● BRIEF
What three kinds of equipment make up the idle fleet in Weatherford described in the GoFrac passage?

● TEXT BLOCK
──────────

Founded in November 2011 with a loan of around $35 million, the
Fort Worth, Texas-based company was by 2014 making nearly that much
in monthly revenues, providing the crews and machinery needed by
companies including ExxonMobil <XOM.N> to frack oil and gas wells
from North Dakota to Texas.
Executives flew to meetings across the country in a Falcon 50
private jet, and entertained customers at their suite at the Texas
Rangers baseball stadium in Arlington. The firm would soon move into
a 22,000-square-foot office on the 12th floor of Burnett Plaza, one
of Fort Worth's most prestigious office buildings.
Eighteen months on, however, without work and unable to meet monthly
loan payments, GoFrac has closed its doors, its ambitions gutted by
a steep dive in oil prices. Of the 550-odd employees on the payroll
at the beginning of this year, only six remain.
At GoFrac's only remaining outpost, a small warehouse and 40-acre
gravel yard in Weatherford, 30 miles west of Fort Worth, its huge
fleet of sand haulers, chemical blenders and pressure pumps that
months before were being used to frack U.S. oil and gas wells, sit
idle in long rows, waiting to be sold.

──────────

● DATA ROWS
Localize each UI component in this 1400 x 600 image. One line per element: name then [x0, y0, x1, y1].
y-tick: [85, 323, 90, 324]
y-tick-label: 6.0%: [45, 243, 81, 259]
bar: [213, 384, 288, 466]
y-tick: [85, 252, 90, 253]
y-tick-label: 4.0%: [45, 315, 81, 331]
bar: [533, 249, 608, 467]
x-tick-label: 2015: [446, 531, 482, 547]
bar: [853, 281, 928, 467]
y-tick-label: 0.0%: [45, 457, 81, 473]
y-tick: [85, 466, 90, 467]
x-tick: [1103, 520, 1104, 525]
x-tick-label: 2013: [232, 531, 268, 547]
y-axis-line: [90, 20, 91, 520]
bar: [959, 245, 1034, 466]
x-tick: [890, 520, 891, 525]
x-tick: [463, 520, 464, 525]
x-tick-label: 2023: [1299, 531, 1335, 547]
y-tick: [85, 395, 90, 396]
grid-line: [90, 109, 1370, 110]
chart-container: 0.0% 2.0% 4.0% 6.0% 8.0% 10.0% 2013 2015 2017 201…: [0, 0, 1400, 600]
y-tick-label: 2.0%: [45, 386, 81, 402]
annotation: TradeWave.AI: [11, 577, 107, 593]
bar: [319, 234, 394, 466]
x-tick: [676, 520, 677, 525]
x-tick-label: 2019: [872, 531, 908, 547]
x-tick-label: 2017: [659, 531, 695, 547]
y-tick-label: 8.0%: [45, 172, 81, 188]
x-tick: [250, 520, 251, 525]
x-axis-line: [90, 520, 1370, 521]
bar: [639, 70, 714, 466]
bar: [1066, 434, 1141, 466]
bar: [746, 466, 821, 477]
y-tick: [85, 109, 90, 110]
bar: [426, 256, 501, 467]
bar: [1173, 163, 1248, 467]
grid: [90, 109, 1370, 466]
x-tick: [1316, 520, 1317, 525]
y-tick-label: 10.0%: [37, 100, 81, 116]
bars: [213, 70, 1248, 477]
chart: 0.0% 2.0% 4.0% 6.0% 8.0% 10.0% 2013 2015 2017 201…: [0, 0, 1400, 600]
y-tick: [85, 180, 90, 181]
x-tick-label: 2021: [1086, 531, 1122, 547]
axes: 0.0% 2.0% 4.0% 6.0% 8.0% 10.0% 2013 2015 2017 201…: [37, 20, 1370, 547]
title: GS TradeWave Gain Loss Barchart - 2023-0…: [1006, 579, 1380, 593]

──────────

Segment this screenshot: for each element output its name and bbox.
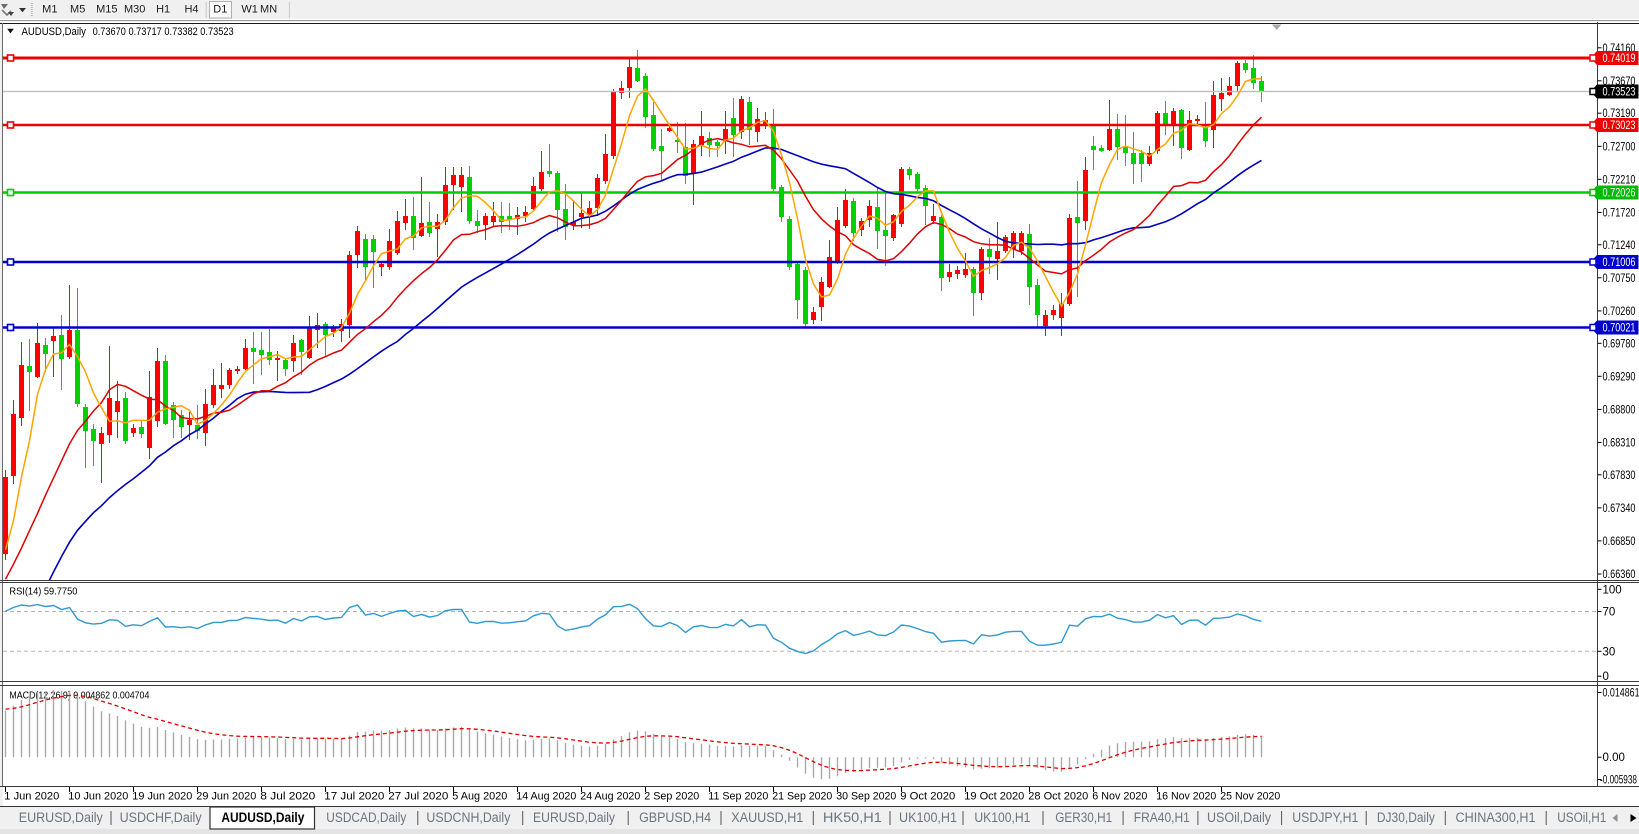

──────────

● TASK RESULT
Sand haulers, chemical blenders and pressure pumps.